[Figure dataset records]
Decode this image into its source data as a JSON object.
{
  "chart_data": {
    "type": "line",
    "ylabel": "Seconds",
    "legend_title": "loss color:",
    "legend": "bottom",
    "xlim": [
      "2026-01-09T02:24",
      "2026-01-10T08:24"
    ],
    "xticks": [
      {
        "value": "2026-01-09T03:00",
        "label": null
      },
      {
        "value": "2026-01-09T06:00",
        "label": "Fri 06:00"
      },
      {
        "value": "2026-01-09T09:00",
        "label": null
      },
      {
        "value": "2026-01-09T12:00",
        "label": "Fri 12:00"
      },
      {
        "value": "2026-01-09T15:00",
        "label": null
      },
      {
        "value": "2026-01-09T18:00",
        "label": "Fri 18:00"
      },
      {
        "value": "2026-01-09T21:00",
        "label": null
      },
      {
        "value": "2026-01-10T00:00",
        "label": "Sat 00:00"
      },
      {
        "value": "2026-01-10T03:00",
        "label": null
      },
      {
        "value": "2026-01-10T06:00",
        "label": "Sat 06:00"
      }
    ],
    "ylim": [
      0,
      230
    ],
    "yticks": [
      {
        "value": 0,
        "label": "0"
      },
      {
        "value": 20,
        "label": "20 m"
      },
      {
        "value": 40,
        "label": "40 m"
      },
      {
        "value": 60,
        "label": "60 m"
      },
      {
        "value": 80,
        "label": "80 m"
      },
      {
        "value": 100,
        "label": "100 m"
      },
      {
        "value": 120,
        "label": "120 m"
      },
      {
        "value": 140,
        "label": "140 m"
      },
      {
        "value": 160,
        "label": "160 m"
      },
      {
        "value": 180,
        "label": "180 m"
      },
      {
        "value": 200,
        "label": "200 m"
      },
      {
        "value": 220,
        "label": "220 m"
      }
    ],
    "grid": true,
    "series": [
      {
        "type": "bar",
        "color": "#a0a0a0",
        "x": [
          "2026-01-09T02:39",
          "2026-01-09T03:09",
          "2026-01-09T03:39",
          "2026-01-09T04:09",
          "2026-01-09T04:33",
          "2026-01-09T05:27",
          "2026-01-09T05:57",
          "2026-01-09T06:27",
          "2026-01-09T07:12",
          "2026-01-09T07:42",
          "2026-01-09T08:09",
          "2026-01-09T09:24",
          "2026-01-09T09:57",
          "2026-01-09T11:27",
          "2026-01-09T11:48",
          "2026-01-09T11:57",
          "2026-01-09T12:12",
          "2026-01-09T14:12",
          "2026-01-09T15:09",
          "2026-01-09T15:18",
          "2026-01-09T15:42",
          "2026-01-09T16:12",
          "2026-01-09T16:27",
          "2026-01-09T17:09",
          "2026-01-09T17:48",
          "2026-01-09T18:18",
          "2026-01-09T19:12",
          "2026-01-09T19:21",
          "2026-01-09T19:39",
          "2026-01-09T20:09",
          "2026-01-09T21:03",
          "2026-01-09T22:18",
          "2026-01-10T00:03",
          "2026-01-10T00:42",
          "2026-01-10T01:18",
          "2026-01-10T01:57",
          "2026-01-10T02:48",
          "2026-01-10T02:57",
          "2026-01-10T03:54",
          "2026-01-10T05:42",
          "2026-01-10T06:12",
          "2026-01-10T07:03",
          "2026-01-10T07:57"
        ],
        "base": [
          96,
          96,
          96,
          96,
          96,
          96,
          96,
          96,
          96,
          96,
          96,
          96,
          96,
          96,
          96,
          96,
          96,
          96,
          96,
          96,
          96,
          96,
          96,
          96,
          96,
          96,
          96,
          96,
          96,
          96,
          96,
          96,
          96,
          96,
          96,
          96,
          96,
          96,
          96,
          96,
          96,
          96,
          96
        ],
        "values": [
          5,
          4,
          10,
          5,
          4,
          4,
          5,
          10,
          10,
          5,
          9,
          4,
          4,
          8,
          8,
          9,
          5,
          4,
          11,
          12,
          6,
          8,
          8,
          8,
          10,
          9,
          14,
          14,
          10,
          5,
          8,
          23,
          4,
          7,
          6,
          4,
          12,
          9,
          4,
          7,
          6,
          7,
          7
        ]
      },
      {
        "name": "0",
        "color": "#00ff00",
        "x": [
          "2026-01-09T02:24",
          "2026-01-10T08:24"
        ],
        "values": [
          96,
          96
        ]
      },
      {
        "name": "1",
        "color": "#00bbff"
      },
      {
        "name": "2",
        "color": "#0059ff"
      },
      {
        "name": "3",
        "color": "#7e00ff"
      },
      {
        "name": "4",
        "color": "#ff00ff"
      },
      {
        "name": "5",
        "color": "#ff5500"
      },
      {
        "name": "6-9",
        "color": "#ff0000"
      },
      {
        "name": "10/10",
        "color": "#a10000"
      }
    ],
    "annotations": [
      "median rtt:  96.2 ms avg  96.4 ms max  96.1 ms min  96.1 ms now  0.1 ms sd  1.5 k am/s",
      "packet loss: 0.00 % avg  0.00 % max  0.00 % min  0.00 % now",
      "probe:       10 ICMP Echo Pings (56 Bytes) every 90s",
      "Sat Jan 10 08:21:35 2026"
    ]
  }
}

■ **AIM**: Pull out each line of the records holding the string "color".

■ **WRITTEN SOLUTION**:
    "legend_title": "loss color:",
        "color": "#a0a0a0",
        "color": "#00ff00",
        "color": "#00bbff"
        "color": "#0059ff"
        "color": "#7e00ff"
        "color": "#ff00ff"
        "color": "#ff5500"
        "color": "#ff0000"
        "color": "#a10000"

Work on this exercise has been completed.